# So another post about stance width



## wrathfuldeity (Oct 5, 2007)

In the past rode a wide duck +15/-9...22.5-23 with a 30" inseam 5'6"...but its changed some this past year. But ++ angles...narrower vs +/- angles wider. If ur tucking your rear knee like the euro C's do...its difficult to do with a duck stance. So, iirc was compensating with sitting more...that put me more in the backseat...which then led me to be latent with getting back on the nose. Ime, also depends more of your heelside engagement, i.e., your hips and shoulders/torso. Last year went to a +21/0 angles, narrowed my stance from 22.5 to a 21" resulting in better heelside and able to tuck my rear knee and able to attack the nose...more able to get my body to dive into initiating the carve better....take with a grain of salt...have not boarded since April....i' don't remember well.

There's probably something in K's thread that's applicable...where idk...lol

Deep carving, Kijima method | Snowboarding Forum - Snowboard Enthusiast Forums


----------



## Balthasar Gelt (Oct 25, 2021)

wrathfuldeity said:


> In the past rode a wide duck +15/-9...22.5-23 with a 30" inseam 5'6"...but its changed some this past year. But ++ angles...narrower vs +/- angles wider. If ur tucking your rear knee like the euro C's do...its difficult to do with a duck stance. So, iirc was compensating with sitting more...that put me more in the backseat...which then led me to be latent with getting back on the nose. Ime, also depends more of your heelside engagement, i.e., your hips and shoulders/torso. Last year went to a +21/0 angles, narrowed my stance from 22.5 to a 21" resulting in better heelside and able to tuck my rear knee and able to attack the nose...more able to get my body to dive into initiating the carve better....take with a grain of salt...have not boarded since April....i' don't remember well.

Data shown.
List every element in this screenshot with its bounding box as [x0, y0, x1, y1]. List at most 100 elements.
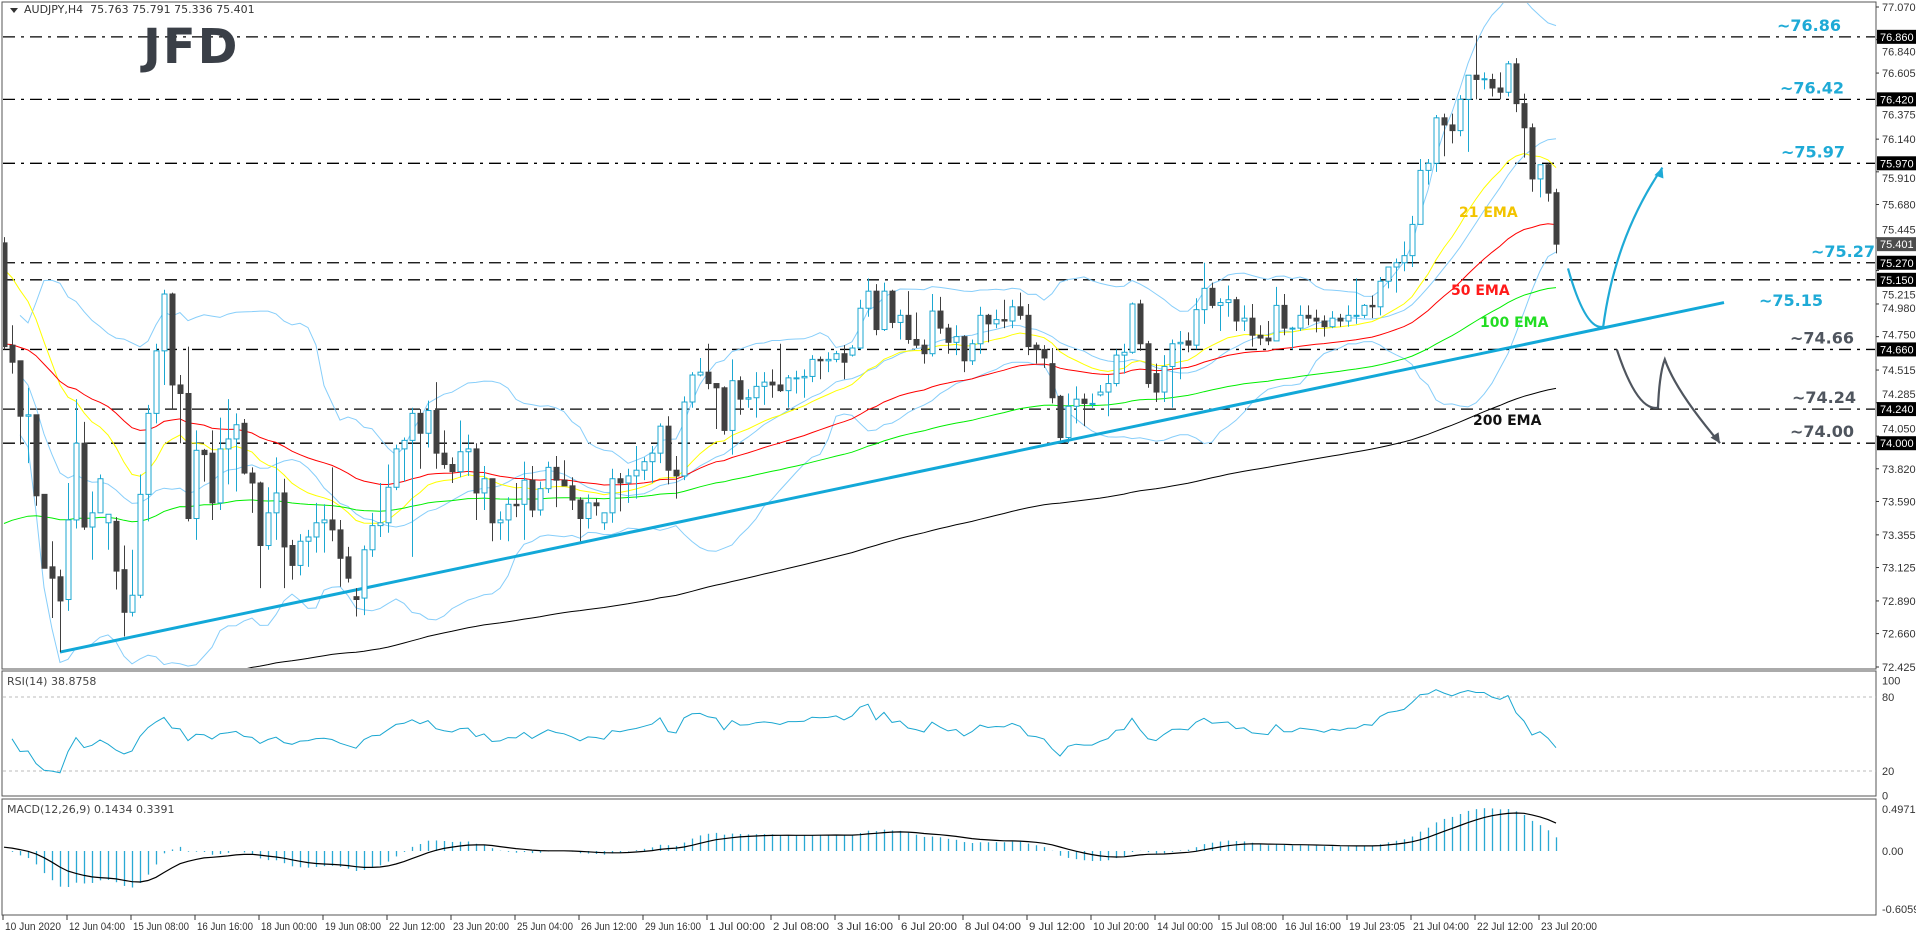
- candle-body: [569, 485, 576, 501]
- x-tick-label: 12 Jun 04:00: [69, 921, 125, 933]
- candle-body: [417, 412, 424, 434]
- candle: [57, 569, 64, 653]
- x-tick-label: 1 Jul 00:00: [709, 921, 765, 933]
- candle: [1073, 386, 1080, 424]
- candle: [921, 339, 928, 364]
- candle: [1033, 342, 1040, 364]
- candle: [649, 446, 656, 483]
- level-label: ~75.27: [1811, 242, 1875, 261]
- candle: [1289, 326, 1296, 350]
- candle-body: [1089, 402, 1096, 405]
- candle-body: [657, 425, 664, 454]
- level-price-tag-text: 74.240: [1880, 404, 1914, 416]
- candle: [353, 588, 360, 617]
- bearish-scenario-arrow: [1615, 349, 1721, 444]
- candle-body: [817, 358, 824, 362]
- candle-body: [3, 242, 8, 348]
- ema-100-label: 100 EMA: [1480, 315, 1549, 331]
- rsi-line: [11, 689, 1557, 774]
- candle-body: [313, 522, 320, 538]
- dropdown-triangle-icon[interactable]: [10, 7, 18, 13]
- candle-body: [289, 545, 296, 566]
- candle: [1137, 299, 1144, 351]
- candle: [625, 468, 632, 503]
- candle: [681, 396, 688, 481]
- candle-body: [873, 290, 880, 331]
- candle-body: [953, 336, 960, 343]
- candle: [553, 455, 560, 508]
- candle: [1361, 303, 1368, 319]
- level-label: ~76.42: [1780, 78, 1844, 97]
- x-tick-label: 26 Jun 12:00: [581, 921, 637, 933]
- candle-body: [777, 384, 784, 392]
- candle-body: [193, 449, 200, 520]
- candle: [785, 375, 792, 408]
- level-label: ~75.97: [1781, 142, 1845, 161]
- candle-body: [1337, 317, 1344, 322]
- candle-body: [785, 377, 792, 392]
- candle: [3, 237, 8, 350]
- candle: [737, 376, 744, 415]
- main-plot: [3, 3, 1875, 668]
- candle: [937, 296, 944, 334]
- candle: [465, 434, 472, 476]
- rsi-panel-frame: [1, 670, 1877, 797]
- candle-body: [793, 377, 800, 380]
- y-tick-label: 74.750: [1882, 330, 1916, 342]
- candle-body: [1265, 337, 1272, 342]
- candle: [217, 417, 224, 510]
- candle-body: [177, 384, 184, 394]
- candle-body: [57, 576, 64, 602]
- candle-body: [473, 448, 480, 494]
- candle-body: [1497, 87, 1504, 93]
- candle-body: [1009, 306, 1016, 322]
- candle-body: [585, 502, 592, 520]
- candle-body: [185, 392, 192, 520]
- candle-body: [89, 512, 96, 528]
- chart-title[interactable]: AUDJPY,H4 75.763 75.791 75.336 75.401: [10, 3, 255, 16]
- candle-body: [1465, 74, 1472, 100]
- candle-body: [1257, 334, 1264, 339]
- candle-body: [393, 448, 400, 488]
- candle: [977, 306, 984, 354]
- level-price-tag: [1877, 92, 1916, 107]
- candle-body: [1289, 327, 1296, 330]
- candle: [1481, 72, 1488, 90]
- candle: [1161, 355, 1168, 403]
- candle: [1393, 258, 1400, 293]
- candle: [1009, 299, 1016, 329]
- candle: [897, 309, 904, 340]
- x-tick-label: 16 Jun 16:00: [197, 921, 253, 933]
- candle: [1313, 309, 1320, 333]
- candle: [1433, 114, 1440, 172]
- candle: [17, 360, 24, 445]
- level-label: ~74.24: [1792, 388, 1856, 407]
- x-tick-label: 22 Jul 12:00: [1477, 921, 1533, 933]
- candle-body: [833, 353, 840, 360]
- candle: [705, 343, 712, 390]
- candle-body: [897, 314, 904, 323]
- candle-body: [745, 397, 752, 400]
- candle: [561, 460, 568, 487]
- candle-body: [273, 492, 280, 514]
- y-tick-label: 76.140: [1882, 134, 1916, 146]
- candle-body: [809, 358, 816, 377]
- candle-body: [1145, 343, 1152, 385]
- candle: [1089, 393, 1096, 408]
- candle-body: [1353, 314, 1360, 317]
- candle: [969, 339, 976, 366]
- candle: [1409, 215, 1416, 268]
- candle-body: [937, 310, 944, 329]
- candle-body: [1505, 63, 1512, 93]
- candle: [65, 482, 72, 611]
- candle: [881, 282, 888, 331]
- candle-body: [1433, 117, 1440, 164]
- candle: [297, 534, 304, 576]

Requirements. In the stance width thread, why did riding a wide duck stance make it slow to get back on the nose? The entries come from a separate source.

Exercise result. Tucking the rear knee is hard in a duck stance, so the rider made up for it by sitting more. Sitting more put the rider further into the backseat, and that made getting back on the nose slow.